◆ **Stated exercise**: Repeat the material exactly, leaving nothing out.
━━ Data shown ━━
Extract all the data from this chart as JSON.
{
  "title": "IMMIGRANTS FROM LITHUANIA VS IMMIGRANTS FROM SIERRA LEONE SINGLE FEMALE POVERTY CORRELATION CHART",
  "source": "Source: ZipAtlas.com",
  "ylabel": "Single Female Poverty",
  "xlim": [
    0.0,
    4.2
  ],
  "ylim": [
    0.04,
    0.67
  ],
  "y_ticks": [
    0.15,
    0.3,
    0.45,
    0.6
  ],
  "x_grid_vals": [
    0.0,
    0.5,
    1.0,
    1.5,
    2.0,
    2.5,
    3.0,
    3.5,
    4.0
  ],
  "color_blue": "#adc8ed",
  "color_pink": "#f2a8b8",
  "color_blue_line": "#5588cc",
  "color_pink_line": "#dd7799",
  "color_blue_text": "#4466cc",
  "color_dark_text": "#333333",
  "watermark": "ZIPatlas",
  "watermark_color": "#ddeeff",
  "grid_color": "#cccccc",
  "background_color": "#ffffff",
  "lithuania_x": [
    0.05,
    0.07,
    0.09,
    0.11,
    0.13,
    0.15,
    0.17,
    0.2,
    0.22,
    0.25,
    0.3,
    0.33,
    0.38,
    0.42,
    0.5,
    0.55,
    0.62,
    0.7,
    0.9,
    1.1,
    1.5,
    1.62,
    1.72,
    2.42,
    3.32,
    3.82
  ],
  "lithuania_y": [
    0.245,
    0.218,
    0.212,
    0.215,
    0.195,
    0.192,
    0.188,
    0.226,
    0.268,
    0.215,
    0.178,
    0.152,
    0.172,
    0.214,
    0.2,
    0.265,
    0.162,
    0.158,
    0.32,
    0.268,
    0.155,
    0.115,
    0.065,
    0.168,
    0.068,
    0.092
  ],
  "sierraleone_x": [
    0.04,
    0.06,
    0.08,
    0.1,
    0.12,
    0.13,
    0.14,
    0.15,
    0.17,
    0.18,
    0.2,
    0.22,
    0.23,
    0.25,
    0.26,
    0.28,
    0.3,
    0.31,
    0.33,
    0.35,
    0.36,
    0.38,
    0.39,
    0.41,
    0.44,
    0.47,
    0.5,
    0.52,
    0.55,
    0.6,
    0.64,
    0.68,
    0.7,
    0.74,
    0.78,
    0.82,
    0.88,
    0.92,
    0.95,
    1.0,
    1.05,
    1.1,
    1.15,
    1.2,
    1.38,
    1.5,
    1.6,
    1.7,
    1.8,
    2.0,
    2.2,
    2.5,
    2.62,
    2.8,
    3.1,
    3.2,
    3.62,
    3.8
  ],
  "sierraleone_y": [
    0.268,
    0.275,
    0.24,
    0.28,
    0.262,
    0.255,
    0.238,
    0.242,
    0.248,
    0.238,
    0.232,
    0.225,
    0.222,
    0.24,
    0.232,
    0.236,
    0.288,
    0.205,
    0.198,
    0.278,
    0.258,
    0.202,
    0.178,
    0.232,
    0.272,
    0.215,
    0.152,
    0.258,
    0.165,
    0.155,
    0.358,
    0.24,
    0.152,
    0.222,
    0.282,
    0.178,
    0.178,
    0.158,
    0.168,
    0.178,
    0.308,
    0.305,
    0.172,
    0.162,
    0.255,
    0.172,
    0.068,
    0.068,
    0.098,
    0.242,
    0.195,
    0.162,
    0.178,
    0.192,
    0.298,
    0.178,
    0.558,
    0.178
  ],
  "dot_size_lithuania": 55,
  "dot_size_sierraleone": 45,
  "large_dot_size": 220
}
━━━
◆ **Output below**:
Extract all the data from this chart as JSON.
{
  "title": "IMMIGRANTS FROM LITHUANIA VS IMMIGRANTS FROM SIERRA LEONE SINGLE FEMALE POVERTY CORRELATION CHART",
  "source": "Source: ZipAtlas.com",
  "ylabel": "Single Female Poverty",
  "xlim": [
    0.0,
    4.2
  ],
  "ylim": [
    0.04,
    0.67
  ],
  "y_ticks": [
    0.15,
    0.3,
    0.45,
    0.6
  ],
  "x_grid_vals": [
    0.0,
    0.5,
    1.0,
    1.5,
    2.0,
    2.5,
    3.0,
    3.5,
    4.0
  ],
  "color_blue": "#adc8ed",
  "color_pink": "#f2a8b8",
  "color_blue_line": "#5588cc",
  "color_pink_line": "#dd7799",
  "color_blue_text": "#4466cc",
  "color_dark_text": "#333333",
  "watermark": "ZIPatlas",
  "watermark_color": "#ddeeff",
  "grid_color": "#cccccc",
  "background_color": "#ffffff",
  "lithuania_x": [
    0.05,
    0.07,
    0.09,
    0.11,
    0.13,
    0.15,
    0.17,
    0.2,
    0.22,
    0.25,
    0.3,
    0.33,
    0.38,
    0.42,
    0.5,
    0.55,
    0.62,
    0.7,
    0.9,
    1.1,
    1.5,
    1.62,
    1.72,
    2.42,
    3.32,
    3.82
  ],
  "lithuania_y": [
    0.245,
    0.218,
    0.212,
    0.215,
    0.195,
    0.192,
    0.188,
    0.226,
    0.268,
    0.215,
    0.178,
    0.152,
    0.172,
    0.214,
    0.2,
    0.265,
    0.162,
    0.158,
    0.32,
    0.268,
    0.155,
    0.115,
    0.065,
    0.168,
    0.068,
    0.092
  ],
  "sierraleone_x": [
    0.04,
    0.06,
    0.08,
    0.1,
    0.12,
    0.13,
    0.14,
    0.15,
    0.17,
    0.18,
    0.2,
    0.22,
    0.23,
    0.25,
    0.26,
    0.28,
    0.3,
    0.31,
    0.33,
    0.35,
    0.36,
    0.38,
    0.39,
    0.41,
    0.44,
    0.47,
    0.5,
    0.52,
    0.55,
    0.6,
    0.64,
    0.68,
    0.7,
    0.74,
    0.78,
    0.82,
    0.88,
    0.92,
    0.95,
    1.0,
    1.05,
    1.1,
    1.15,
    1.2,
    1.38,
    1.5,
    1.6,
    1.7,
    1.8,
    2.0,
    2.2,
    2.5,
    2.62,
    2.8,
    3.1,
    3.2,
    3.62,
    3.8
  ],
  "sierraleone_y": [
    0.268,
    0.275,
    0.24,
    0.28,
    0.262,
    0.255,
    0.238,
    0.242,
    0.248,
    0.238,
    0.232,
    0.225,
    0.222,
    0.24,
    0.232,
    0.236,
    0.288,
    0.205,
    0.198,
    0.278,
    0.258,
    0.202,
    0.178,
    0.232,
    0.272,
    0.215,
    0.152,
    0.258,
    0.165,
    0.155,
    0.358,
    0.24,
    0.152,
    0.222,
    0.282,
    0.178,
    0.178,
    0.158,
    0.168,
    0.178,
    0.308,
    0.305,
    0.172,
    0.162,
    0.255,
    0.172,
    0.068,
    0.068,
    0.098,
    0.242,
    0.195,
    0.162,
    0.178,
    0.192,
    0.298,
    0.178,
    0.558,
    0.178
  ],
  "dot_size_lithuania": 55,
  "dot_size_sierraleone": 45,
  "large_dot_size": 220
}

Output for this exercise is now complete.